• TASK DESCRIPTION
Copy each line exactly. Leave nothing out.

• MATERIALS PROVIDED

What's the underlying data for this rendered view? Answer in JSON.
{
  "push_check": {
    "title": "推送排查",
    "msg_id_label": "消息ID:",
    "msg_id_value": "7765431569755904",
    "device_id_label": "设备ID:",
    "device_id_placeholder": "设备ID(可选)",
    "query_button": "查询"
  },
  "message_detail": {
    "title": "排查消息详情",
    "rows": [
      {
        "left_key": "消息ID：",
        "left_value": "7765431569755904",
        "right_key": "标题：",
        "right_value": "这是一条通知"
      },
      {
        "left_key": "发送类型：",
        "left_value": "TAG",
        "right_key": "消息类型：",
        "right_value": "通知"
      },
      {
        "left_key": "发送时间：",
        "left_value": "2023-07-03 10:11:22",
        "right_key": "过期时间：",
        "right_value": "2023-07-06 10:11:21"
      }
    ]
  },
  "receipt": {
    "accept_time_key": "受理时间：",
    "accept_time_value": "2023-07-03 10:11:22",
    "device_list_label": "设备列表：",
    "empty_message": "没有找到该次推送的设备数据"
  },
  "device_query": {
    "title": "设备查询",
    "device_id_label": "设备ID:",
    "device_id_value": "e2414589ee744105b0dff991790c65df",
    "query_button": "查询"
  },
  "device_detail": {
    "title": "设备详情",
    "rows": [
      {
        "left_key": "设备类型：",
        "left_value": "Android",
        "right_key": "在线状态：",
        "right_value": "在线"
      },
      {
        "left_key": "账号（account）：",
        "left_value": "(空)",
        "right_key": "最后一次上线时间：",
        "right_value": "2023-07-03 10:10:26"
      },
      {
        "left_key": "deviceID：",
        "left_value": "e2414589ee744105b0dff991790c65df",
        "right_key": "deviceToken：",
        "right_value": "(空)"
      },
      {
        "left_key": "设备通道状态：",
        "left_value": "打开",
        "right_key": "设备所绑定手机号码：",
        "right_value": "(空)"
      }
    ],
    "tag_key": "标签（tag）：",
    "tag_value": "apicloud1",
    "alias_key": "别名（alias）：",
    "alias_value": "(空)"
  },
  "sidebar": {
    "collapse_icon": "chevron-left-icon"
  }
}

• CORRECT ANSWER
What's the underlying data for this rendered view? Answer in JSON.
{
  "push_check": {
    "title": "推送排查",
    "msg_id_label": "消息ID:",
    "msg_id_value": "7765431569755904",
    "device_id_label": "设备ID:",
    "device_id_placeholder": "设备ID(可选)",
    "query_button": "查询"
  },
  "message_detail": {
    "title": "排查消息详情",
    "rows": [
      {
        "left_key": "消息ID：",
        "left_value": "7765431569755904",
        "right_key": "标题：",
        "right_value": "这是一条通知"
      },
      {
        "left_key": "发送类型：",
        "left_value": "TAG",
        "right_key": "消息类型：",
        "right_value": "通知"
      },
      {
        "left_key": "发送时间：",
        "left_value": "2023-07-03 10:11:22",
        "right_key": "过期时间：",
        "right_value": "2023-07-06 10:11:21"
      }
    ]
  },
  "receipt": {
    "accept_time_key": "受理时间：",
    "accept_time_value": "2023-07-03 10:11:22",
    "device_list_label": "设备列表：",
    "empty_message": "没有找到该次推送的设备数据"
  },
  "device_query": {
    "title": "设备查询",
    "device_id_label": "设备ID:",
    "device_id_value": "e2414589ee744105b0dff991790c65df",
    "query_button": "查询"
  },
  "device_detail": {
    "title": "设备详情",
    "rows": [
      {
        "left_key": "设备类型：",
        "left_value": "Android",
        "right_key": "在线状态：",
        "right_value": "在线"
      },
      {
        "left_key": "账号（account）：",
        "left_value": "(空)",
        "right_key": "最后一次上线时间：",
        "right_value": "2023-07-03 10:10:26"
      },
      {
        "left_key": "deviceID：",
        "left_value": "e2414589ee744105b0dff991790c65df",
        "right_key": "deviceToken：",
        "right_value": "(空)"
      },
      {
        "left_key": "设备通道状态：",
        "left_value": "打开",
        "right_key": "设备所绑定手机号码：",
        "right_value": "(空)"
      }
    ],
    "tag_key": "标签（tag）：",
    "tag_value": "apicloud1",
    "alias_key": "别名（alias）：",
    "alias_value": "(空)"
  },
  "sidebar": {
    "collapse_icon": "chevron-left-icon"
  }
}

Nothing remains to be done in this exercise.